What to do: Gather every line that includes the word "didn", please.

Dataset items:
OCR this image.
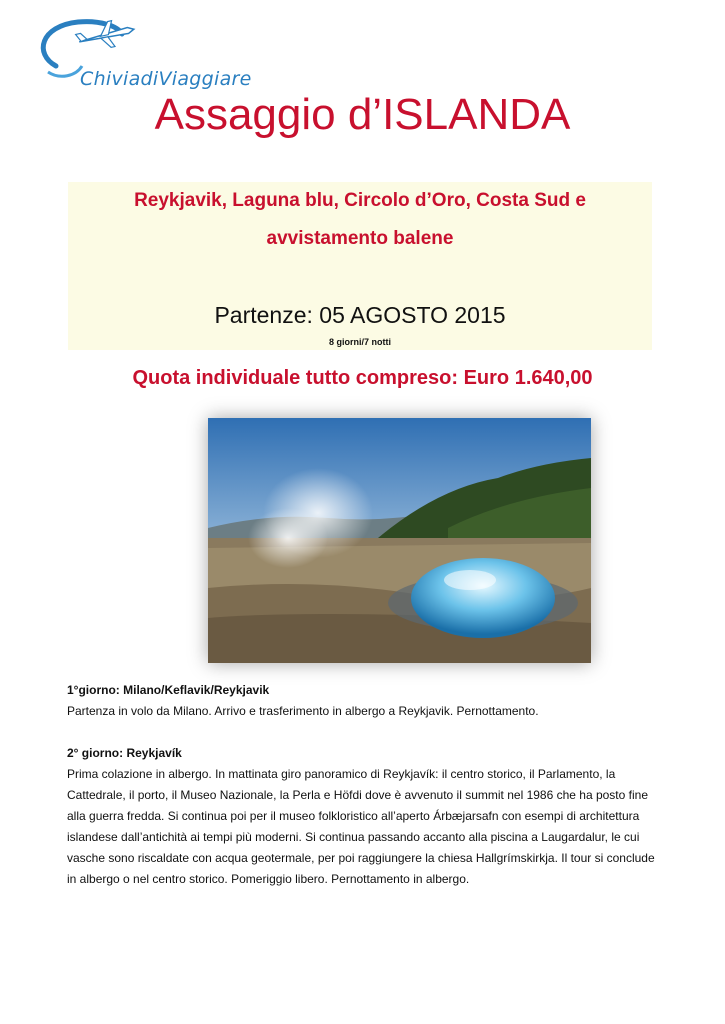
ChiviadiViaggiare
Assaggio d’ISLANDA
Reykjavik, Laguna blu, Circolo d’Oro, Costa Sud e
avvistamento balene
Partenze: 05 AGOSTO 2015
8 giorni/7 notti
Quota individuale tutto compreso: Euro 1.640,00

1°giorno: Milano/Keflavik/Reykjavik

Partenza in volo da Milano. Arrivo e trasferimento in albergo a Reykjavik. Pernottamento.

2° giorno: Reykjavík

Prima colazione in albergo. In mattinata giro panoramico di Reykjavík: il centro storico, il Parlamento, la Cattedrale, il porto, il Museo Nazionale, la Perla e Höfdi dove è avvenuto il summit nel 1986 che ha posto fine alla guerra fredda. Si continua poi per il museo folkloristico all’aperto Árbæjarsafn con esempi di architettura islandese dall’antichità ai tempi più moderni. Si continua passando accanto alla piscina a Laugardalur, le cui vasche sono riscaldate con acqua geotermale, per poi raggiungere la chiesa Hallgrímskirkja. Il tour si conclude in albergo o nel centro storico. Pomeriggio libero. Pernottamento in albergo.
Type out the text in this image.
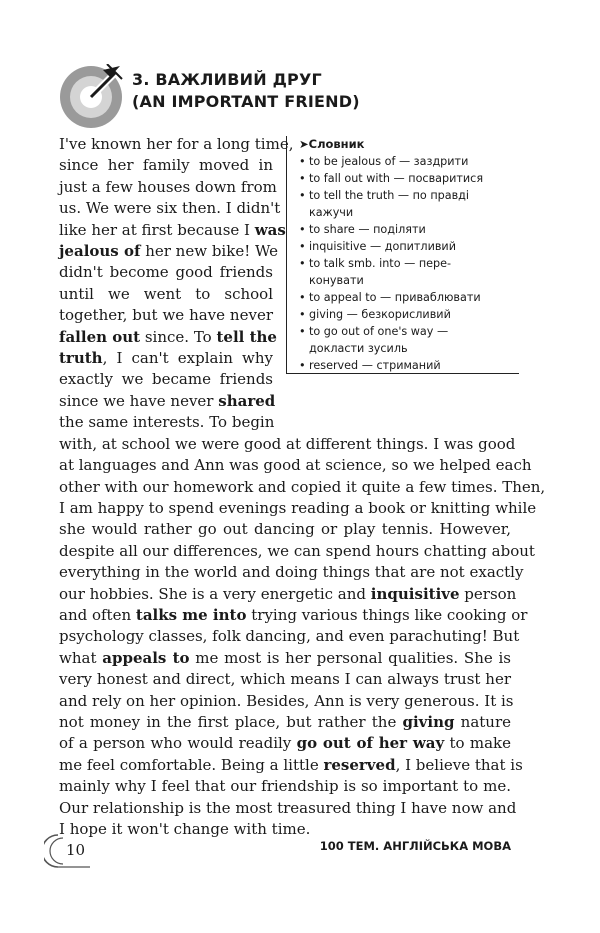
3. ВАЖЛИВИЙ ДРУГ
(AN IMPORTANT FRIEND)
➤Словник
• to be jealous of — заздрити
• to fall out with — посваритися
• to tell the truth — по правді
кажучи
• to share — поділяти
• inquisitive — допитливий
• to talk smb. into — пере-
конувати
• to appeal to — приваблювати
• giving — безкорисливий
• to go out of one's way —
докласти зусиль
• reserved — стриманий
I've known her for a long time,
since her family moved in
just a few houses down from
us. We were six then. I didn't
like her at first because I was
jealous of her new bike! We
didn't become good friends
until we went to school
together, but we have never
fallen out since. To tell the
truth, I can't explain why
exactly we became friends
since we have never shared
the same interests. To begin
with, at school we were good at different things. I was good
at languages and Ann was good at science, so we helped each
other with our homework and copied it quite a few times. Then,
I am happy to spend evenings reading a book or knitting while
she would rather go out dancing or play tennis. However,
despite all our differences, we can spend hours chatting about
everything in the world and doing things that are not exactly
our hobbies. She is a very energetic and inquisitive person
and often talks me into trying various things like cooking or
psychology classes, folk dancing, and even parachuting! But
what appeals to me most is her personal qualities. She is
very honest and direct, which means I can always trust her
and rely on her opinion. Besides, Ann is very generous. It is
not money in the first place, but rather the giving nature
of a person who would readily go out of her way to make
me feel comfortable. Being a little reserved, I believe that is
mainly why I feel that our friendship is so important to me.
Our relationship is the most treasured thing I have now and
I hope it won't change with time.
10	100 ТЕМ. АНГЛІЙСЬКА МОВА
==
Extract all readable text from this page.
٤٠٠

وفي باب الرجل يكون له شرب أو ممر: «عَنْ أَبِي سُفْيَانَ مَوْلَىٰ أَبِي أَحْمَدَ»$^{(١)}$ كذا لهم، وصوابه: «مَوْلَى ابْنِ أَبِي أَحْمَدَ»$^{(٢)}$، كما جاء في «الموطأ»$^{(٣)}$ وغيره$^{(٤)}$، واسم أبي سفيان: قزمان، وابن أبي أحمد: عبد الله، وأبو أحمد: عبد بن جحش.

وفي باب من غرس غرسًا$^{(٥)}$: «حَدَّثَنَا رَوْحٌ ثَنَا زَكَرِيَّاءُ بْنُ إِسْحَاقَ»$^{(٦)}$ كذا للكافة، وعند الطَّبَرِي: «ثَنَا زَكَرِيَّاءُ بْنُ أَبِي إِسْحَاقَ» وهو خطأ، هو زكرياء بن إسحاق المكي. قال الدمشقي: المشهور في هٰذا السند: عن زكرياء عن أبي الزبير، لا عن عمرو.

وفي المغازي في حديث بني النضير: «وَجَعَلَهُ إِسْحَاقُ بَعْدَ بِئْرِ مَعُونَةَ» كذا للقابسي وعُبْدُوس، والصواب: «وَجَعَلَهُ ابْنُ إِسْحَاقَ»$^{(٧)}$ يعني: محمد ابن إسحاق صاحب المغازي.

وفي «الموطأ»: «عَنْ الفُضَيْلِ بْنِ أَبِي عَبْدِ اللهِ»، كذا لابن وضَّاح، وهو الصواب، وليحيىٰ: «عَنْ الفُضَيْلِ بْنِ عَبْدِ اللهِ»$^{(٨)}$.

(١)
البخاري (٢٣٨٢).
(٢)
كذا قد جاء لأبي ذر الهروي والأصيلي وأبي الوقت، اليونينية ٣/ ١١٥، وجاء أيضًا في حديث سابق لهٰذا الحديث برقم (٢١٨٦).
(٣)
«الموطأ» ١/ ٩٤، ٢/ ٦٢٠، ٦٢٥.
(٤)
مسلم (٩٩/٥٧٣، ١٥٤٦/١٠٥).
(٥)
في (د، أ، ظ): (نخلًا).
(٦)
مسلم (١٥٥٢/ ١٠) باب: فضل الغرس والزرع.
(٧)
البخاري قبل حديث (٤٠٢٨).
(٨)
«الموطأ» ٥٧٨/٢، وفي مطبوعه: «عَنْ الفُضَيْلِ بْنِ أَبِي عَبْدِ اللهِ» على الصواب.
...
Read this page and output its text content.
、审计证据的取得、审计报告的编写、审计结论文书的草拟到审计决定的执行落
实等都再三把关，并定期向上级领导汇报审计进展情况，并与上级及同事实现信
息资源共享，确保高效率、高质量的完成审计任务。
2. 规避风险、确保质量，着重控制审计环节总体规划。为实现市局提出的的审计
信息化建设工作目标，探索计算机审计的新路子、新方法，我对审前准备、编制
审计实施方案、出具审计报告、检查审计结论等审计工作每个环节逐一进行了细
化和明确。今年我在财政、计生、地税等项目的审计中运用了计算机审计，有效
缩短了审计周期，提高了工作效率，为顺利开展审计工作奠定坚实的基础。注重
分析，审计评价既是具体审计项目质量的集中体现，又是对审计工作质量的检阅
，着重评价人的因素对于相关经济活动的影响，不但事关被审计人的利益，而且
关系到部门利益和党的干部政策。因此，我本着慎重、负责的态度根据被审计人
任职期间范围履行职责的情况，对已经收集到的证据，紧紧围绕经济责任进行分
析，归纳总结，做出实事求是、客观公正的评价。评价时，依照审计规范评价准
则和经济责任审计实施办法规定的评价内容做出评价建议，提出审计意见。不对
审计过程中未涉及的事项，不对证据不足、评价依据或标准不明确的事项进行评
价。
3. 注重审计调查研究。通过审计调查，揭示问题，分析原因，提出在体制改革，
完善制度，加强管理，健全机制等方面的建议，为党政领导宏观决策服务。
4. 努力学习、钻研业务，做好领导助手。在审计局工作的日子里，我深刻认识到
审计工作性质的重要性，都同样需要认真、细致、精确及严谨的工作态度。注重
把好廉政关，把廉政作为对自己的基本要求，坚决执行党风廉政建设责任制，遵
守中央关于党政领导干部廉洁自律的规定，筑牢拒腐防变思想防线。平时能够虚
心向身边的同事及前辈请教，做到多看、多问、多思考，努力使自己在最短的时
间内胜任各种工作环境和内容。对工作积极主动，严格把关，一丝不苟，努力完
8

Exercise result:
us. We were six then. I didn't
didn't become good friends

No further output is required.